Report back each line of the records that contains the string "doesn".

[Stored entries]
—————
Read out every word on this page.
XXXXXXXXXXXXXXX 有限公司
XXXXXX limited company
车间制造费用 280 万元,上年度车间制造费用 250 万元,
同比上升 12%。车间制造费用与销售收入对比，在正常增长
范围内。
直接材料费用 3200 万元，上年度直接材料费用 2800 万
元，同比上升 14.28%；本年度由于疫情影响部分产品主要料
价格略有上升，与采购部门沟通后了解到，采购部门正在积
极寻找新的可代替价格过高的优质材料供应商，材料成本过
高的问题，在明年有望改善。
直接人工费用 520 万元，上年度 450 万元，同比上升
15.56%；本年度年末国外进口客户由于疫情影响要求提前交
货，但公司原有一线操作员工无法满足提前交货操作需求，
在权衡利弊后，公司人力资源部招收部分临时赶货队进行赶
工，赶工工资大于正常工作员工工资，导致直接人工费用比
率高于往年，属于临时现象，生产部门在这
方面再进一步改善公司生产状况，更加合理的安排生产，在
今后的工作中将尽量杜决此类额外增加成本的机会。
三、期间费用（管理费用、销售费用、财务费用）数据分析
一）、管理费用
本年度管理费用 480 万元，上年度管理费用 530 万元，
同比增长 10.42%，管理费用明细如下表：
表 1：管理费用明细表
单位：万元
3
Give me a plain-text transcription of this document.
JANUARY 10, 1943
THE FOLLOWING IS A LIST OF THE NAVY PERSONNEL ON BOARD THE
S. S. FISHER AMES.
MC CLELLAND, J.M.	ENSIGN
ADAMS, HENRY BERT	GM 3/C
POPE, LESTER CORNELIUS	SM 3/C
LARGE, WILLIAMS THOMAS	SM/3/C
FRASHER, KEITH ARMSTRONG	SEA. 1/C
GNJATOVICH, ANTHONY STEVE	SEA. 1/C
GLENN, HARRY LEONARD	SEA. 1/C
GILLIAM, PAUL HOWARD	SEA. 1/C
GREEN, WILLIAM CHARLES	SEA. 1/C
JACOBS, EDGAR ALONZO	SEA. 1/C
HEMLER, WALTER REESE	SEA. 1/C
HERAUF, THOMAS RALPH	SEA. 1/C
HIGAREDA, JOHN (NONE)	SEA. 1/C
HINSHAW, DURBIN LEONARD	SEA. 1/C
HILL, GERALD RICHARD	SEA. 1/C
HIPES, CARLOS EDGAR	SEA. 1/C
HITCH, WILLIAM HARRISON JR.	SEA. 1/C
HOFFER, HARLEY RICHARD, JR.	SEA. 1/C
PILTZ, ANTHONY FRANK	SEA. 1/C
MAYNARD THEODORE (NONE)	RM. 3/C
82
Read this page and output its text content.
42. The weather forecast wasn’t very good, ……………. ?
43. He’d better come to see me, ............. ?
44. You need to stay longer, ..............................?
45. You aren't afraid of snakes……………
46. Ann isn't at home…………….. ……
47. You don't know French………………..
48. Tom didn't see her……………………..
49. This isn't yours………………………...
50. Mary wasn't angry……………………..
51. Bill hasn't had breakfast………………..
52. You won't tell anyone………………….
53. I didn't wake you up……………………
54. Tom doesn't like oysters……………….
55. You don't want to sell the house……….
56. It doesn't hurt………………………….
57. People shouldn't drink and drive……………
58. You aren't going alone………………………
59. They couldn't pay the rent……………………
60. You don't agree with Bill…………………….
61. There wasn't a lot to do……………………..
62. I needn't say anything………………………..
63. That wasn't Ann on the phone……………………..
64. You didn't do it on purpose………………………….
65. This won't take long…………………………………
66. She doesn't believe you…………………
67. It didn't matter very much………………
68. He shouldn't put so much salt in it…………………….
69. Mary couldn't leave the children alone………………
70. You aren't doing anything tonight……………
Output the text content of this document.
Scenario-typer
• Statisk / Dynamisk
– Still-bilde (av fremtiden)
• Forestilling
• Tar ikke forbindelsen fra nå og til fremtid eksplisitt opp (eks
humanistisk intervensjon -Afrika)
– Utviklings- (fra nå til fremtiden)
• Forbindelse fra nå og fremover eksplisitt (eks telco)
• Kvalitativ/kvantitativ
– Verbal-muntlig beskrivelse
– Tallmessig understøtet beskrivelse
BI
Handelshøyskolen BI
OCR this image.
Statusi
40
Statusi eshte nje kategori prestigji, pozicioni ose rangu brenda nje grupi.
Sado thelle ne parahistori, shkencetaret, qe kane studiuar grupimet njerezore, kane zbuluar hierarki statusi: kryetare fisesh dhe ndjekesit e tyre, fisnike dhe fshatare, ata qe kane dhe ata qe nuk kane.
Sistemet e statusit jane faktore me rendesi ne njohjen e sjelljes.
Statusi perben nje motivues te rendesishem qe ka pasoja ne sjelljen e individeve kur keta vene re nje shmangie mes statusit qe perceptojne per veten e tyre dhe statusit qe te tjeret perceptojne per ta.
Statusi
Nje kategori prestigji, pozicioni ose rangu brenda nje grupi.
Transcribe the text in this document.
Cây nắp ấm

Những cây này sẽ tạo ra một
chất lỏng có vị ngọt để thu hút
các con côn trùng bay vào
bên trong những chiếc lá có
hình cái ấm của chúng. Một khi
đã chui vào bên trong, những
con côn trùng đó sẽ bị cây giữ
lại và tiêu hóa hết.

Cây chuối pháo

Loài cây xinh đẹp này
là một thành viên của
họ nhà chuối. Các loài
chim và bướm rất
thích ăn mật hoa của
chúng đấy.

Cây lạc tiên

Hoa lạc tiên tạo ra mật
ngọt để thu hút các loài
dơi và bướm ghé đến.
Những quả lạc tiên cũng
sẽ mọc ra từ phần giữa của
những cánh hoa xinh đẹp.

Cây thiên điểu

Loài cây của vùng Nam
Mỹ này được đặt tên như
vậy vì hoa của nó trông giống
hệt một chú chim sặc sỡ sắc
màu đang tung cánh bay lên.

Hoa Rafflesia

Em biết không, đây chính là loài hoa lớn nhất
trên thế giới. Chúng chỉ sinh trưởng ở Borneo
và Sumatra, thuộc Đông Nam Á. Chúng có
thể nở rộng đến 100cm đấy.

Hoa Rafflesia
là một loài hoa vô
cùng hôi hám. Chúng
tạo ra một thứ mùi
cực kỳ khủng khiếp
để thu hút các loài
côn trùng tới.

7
—————
-- THE RESPONSE --
54. Tom doesn't like oysters……………….
56. It doesn't hurt………………………….
66. She doesn't believe you…………………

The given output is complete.